[Records excerpted from a collection]
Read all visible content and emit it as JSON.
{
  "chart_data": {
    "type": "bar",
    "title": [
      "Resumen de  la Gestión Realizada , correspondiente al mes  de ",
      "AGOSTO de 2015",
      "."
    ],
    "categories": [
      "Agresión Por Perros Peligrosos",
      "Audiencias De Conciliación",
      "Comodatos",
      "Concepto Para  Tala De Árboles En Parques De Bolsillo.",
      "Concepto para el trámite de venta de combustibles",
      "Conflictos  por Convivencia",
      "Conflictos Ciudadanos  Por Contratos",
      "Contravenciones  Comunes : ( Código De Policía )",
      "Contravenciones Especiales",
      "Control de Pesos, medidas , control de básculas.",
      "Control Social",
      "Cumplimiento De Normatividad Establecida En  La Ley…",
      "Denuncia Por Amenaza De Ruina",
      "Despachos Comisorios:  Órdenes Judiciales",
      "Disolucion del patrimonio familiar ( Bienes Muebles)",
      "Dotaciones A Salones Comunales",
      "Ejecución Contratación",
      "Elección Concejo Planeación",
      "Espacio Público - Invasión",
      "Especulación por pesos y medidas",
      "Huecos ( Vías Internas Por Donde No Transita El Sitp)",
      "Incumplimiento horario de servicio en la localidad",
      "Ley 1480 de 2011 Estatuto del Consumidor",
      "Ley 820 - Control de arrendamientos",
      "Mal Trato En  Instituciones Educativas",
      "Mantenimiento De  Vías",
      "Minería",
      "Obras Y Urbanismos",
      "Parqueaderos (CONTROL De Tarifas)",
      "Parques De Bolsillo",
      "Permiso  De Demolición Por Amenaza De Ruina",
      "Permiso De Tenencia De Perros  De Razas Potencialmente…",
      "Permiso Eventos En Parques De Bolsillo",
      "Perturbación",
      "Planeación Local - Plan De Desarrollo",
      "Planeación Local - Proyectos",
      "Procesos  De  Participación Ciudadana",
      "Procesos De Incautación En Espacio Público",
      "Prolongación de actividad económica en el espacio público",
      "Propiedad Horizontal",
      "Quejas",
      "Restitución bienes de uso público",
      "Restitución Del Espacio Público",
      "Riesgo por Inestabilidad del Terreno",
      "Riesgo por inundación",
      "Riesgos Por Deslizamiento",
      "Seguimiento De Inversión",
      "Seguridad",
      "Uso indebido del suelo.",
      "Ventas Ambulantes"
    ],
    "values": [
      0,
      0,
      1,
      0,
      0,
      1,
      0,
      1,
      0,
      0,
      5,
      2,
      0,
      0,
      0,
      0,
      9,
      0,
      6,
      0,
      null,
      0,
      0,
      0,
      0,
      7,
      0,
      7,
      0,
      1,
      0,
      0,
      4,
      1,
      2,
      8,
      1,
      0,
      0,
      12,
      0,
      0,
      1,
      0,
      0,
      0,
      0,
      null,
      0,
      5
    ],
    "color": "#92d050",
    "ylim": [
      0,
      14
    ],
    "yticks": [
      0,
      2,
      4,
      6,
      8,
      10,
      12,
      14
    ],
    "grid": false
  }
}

## WHAT TO WORK ON
Restate each entry exactly, skipping none.

## RESPONSE TO THE TASK
Read all visible content and emit it as JSON.
{
  "chart_data": {
    "type": "bar",
    "title": [
      "Resumen de  la Gestión Realizada , correspondiente al mes  de ",
      "AGOSTO de 2015",
      "."
    ],
    "categories": [
      "Agresión Por Perros Peligrosos",
      "Audiencias De Conciliación",
      "Comodatos",
      "Concepto Para  Tala De Árboles En Parques De Bolsillo.",
      "Concepto para el trámite de venta de combustibles",
      "Conflictos  por Convivencia",
      "Conflictos Ciudadanos  Por Contratos",
      "Contravenciones  Comunes : ( Código De Policía )",
      "Contravenciones Especiales",
      "Control de Pesos, medidas , control de básculas.",
      "Control Social",
      "Cumplimiento De Normatividad Establecida En  La Ley…",
      "Denuncia Por Amenaza De Ruina",
      "Despachos Comisorios:  Órdenes Judiciales",
      "Disolucion del patrimonio familiar ( Bienes Muebles)",
      "Dotaciones A Salones Comunales",
      "Ejecución Contratación",
      "Elección Concejo Planeación",
      "Espacio Público - Invasión",
      "Especulación por pesos y medidas",
      "Huecos ( Vías Internas Por Donde No Transita El Sitp)",
      "Incumplimiento horario de servicio en la localidad",
      "Ley 1480 de 2011 Estatuto del Consumidor",
      "Ley 820 - Control de arrendamientos",
      "Mal Trato En  Instituciones Educativas",
      "Mantenimiento De  Vías",
      "Minería",
      "Obras Y Urbanismos",
      "Parqueaderos (CONTROL De Tarifas)",
      "Parques De Bolsillo",
      "Permiso  De Demolición Por Amenaza De Ruina",
      "Permiso De Tenencia De Perros  De Razas Potencialmente…",
      "Permiso Eventos En Parques De Bolsillo",
      "Perturbación",
      "Planeación Local - Plan De Desarrollo",
      "Planeación Local - Proyectos",
      "Procesos  De  Participación Ciudadana",
      "Procesos De Incautación En Espacio Público",
      "Prolongación de actividad económica en el espacio público",
      "Propiedad Horizontal",
      "Quejas",
      "Restitución bienes de uso público",
      "Restitución Del Espacio Público",
      "Riesgo por Inestabilidad del Terreno",
      "Riesgo por inundación",
      "Riesgos Por Deslizamiento",
      "Seguimiento De Inversión",
      "Seguridad",
      "Uso indebido del suelo.",
      "Ventas Ambulantes"
    ],
    "values": [
      0,
      0,
      1,
      0,
      0,
      1,
      0,
      1,
      0,
      0,
      5,
      2,
      0,
      0,
      0,
      0,
      9,
      0,
      6,
      0,
      null,
      0,
      0,
      0,
      0,
      7,
      0,
      7,
      0,
      1,
      0,
      0,
      4,
      1,
      2,
      8,
      1,
      0,
      0,
      12,
      0,
      0,
      1,
      0,
      0,
      0,
      0,
      null,
      0,
      5
    ],
    "color": "#92d050",
    "ylim": [
      0,
      14
    ],
    "yticks": [
      0,
      2,
      4,
      6,
      8,
      10,
      12,
      14
    ],
    "grid": false
  }
}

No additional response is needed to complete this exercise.